PROBLEM TO WORK ON - Take the entries below and print all of them exactly, please.

Data extracted from a collection
──────

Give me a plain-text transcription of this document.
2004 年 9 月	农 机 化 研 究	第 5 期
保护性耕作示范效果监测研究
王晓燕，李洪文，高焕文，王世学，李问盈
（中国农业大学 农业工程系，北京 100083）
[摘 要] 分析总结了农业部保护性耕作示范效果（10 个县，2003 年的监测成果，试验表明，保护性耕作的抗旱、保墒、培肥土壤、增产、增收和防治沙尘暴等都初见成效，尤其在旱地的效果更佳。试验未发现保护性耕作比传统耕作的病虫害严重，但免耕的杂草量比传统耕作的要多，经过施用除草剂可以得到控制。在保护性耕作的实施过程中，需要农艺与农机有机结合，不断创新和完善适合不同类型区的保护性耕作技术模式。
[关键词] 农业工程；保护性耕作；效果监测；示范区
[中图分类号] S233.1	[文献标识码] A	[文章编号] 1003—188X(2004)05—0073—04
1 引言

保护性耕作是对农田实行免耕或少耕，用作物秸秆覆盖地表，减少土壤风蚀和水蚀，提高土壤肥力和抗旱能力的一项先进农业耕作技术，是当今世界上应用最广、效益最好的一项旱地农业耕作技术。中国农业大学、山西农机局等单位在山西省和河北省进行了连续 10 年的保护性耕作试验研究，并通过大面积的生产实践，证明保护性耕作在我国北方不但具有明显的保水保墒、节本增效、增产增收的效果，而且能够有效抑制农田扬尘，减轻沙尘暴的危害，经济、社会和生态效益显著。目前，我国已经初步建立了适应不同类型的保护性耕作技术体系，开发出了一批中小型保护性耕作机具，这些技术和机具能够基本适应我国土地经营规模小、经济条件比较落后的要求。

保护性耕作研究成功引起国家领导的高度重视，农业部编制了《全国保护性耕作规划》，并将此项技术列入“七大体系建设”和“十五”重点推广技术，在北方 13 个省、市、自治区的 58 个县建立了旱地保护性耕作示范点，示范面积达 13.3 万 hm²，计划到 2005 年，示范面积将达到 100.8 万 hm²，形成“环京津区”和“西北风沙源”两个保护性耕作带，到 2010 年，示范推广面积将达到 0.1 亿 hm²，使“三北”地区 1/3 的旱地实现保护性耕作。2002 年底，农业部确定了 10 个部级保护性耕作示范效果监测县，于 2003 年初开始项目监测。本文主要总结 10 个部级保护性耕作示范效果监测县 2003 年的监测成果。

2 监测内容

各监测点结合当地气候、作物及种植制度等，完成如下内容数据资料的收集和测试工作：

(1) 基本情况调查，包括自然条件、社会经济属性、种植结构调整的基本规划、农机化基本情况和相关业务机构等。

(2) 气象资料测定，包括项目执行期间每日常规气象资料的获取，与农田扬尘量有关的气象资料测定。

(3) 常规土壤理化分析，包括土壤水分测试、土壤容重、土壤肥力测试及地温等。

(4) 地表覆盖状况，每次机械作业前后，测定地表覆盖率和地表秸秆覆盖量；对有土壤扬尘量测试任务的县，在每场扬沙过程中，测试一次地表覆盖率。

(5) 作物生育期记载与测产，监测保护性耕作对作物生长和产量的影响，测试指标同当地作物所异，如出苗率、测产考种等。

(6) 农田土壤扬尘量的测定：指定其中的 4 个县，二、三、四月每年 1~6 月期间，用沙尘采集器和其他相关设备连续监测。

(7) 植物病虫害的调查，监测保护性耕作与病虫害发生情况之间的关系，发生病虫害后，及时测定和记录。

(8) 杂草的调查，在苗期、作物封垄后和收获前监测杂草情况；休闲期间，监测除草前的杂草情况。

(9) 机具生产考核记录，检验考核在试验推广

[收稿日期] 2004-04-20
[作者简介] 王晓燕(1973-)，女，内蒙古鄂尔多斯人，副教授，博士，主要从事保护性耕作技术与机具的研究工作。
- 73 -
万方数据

──────

FULL SOLUTION -
Give me a plain-text transcription of this document.
2004 年 9 月	农 机 化 研 究	第 5 期
保护性耕作示范效果监测研究
王晓燕，李洪文，高焕文，王世学，李问盈
（中国农业大学 农业工程系，北京 100083）
[摘 要] 分析总结了农业部保护性耕作示范效果（10 个县，2003 年的监测成果，试验表明，保护性耕作的抗旱、保墒、培肥土壤、增产、增收和防治沙尘暴等都初见成效，尤其在旱地的效果更佳。试验未发现保护性耕作比传统耕作的病虫害严重，但免耕的杂草量比传统耕作的要多，经过施用除草剂可以得到控制。在保护性耕作的实施过程中，需要农艺与农机有机结合，不断创新和完善适合不同类型区的保护性耕作技术模式。
[关键词] 农业工程；保护性耕作；效果监测；示范区
[中图分类号] S233.1	[文献标识码] A	[文章编号] 1003—188X(2004)05—0073—04
1 引言

保护性耕作是对农田实行免耕或少耕，用作物秸秆覆盖地表，减少土壤风蚀和水蚀，提高土壤肥力和抗旱能力的一项先进农业耕作技术，是当今世界上应用最广、效益最好的一项旱地农业耕作技术。中国农业大学、山西农机局等单位在山西省和河北省进行了连续 10 年的保护性耕作试验研究，并通过大面积的生产实践，证明保护性耕作在我国北方不但具有明显的保水保墒、节本增效、增产增收的效果，而且能够有效抑制农田扬尘，减轻沙尘暴的危害，经济、社会和生态效益显著。目前，我国已经初步建立了适应不同类型的保护性耕作技术体系，开发出了一批中小型保护性耕作机具，这些技术和机具能够基本适应我国土地经营规模小、经济条件比较落后的要求。

保护性耕作研究成功引起国家领导的高度重视，农业部编制了《全国保护性耕作规划》，并将此项技术列入“七大体系建设”和“十五”重点推广技术，在北方 13 个省、市、自治区的 58 个县建立了旱地保护性耕作示范点，示范面积达 13.3 万 hm²，计划到 2005 年，示范面积将达到 100.8 万 hm²，形成“环京津区”和“西北风沙源”两个保护性耕作带，到 2010 年，示范推广面积将达到 0.1 亿 hm²，使“三北”地区 1/3 的旱地实现保护性耕作。2002 年底，农业部确定了 10 个部级保护性耕作示范效果监测县，于 2003 年初开始项目监测。本文主要总结 10 个部级保护性耕作示范效果监测县 2003 年的监测成果。

2 监测内容

各监测点结合当地气候、作物及种植制度等，完成如下内容数据资料的收集和测试工作：

(1) 基本情况调查，包括自然条件、社会经济属性、种植结构调整的基本规划、农机化基本情况和相关业务机构等。

(2) 气象资料测定，包括项目执行期间每日常规气象资料的获取，与农田扬尘量有关的气象资料测定。

(3) 常规土壤理化分析，包括土壤水分测试、土壤容重、土壤肥力测试及地温等。

(4) 地表覆盖状况，每次机械作业前后，测定地表覆盖率和地表秸秆覆盖量；对有土壤扬尘量测试任务的县，在每场扬沙过程中，测试一次地表覆盖率。

(5) 作物生育期记载与测产，监测保护性耕作对作物生长和产量的影响，测试指标同当地作物所异，如出苗率、测产考种等。

(6) 农田土壤扬尘量的测定：指定其中的 4 个县，二、三、四月每年 1~6 月期间，用沙尘采集器和其他相关设备连续监测。

(7) 植物病虫害的调查，监测保护性耕作与病虫害发生情况之间的关系，发生病虫害后，及时测定和记录。

(8) 杂草的调查，在苗期、作物封垄后和收获前监测杂草情况；休闲期间，监测除草前的杂草情况。

(9) 机具生产考核记录，检验考核在试验推广

[收稿日期] 2004-04-20
[作者简介] 王晓燕(1973-)，女，内蒙古鄂尔多斯人，副教授，博士，主要从事保护性耕作技术与机具的研究工作。
- 73 -
万方数据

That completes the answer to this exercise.